WHAT NEEDS TO BE DONE: Below are the records; locate each line with the word "support" and copy it.

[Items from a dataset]

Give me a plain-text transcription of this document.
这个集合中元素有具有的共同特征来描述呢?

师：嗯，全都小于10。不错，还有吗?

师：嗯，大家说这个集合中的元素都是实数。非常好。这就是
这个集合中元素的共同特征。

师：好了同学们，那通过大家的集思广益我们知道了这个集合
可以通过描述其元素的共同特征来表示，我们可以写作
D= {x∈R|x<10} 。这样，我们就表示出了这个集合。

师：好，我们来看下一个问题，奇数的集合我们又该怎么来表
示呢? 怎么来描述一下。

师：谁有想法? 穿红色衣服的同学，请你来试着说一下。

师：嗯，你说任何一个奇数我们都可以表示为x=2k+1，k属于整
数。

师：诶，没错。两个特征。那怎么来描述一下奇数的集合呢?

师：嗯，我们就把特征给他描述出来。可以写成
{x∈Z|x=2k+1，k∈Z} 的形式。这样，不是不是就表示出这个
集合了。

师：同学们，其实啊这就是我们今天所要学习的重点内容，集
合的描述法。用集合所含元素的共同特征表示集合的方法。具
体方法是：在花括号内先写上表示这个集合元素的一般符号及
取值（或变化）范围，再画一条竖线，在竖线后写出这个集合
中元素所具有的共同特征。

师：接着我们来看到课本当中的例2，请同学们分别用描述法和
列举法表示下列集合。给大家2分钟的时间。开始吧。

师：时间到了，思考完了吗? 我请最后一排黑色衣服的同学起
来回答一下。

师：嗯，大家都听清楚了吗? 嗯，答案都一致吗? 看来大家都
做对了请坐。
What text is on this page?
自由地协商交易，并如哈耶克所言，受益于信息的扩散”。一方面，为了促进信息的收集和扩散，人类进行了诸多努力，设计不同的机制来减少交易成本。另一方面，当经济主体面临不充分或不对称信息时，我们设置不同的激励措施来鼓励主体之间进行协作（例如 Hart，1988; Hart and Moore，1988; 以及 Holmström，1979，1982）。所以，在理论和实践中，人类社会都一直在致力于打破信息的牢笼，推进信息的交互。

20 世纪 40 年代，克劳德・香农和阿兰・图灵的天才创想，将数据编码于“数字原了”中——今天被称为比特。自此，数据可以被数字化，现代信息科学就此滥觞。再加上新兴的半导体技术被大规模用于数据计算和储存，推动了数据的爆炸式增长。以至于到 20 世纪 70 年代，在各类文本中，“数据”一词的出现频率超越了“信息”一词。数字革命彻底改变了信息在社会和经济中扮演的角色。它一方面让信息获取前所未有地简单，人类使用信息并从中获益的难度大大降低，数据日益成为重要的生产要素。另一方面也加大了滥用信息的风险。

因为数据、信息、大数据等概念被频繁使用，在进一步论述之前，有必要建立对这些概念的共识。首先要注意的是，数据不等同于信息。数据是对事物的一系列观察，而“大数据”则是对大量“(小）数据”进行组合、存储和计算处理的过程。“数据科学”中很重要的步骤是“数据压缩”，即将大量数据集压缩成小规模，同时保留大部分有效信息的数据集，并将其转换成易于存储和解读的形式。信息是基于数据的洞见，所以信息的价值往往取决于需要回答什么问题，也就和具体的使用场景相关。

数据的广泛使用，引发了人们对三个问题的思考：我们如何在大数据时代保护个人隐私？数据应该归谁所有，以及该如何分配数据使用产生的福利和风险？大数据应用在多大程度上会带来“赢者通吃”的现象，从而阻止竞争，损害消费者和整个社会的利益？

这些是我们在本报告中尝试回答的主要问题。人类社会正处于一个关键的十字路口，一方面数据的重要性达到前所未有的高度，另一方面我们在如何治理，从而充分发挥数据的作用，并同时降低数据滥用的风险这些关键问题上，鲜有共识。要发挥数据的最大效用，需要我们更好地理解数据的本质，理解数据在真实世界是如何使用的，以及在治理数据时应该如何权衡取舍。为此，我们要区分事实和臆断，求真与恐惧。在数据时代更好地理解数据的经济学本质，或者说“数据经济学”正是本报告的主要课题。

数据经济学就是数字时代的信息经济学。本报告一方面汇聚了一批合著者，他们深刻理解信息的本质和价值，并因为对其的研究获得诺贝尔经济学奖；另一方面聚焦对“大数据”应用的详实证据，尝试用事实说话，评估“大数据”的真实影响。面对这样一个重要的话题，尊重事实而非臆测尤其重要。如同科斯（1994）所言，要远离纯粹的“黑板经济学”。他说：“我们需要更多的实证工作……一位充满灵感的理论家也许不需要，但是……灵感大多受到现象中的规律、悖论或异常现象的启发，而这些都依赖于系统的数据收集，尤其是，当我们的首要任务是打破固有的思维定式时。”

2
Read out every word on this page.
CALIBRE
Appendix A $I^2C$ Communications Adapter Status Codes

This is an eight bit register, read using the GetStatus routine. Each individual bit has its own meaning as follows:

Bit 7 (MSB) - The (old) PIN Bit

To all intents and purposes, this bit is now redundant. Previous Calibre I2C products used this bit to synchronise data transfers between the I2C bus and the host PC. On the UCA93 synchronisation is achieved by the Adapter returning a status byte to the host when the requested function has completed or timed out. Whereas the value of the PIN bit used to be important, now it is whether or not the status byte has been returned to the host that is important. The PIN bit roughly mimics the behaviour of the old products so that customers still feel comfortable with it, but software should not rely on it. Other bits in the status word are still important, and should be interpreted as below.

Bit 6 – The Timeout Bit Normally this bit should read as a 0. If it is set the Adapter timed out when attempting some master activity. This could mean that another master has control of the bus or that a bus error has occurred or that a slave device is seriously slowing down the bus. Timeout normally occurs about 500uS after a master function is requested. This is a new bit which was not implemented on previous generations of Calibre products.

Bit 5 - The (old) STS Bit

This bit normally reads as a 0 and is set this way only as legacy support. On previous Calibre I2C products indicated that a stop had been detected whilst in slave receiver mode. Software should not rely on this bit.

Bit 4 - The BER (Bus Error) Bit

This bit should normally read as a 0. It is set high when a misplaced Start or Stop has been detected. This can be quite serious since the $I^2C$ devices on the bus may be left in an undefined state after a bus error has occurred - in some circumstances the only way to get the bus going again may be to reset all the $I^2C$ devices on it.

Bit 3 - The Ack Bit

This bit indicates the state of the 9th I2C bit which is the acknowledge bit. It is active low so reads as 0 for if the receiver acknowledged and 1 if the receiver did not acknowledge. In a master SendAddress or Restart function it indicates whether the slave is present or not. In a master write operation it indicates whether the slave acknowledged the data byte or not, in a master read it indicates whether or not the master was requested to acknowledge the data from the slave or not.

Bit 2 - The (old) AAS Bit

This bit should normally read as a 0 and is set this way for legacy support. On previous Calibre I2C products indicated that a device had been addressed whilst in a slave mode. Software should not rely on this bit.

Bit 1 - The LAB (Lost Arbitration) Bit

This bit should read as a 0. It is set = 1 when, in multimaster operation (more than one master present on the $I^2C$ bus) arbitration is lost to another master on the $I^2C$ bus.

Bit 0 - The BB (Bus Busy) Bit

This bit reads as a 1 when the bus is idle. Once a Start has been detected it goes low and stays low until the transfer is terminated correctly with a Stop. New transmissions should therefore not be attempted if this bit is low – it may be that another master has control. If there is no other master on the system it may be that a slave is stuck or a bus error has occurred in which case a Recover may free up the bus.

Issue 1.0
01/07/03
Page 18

ANSWER TO THIS EXERCISE:
This bit normally reads as a 0 and is set this way only as legacy support. On previous Calibre I2C products indicated that a stop had been detected whilst in slave receiver mode. Software should not rely on this bit.
This bit should normally read as a 0 and is set this way for legacy support. On previous Calibre I2C products indicated that a device had been addressed whilst in a slave mode. Software should not rely on this bit.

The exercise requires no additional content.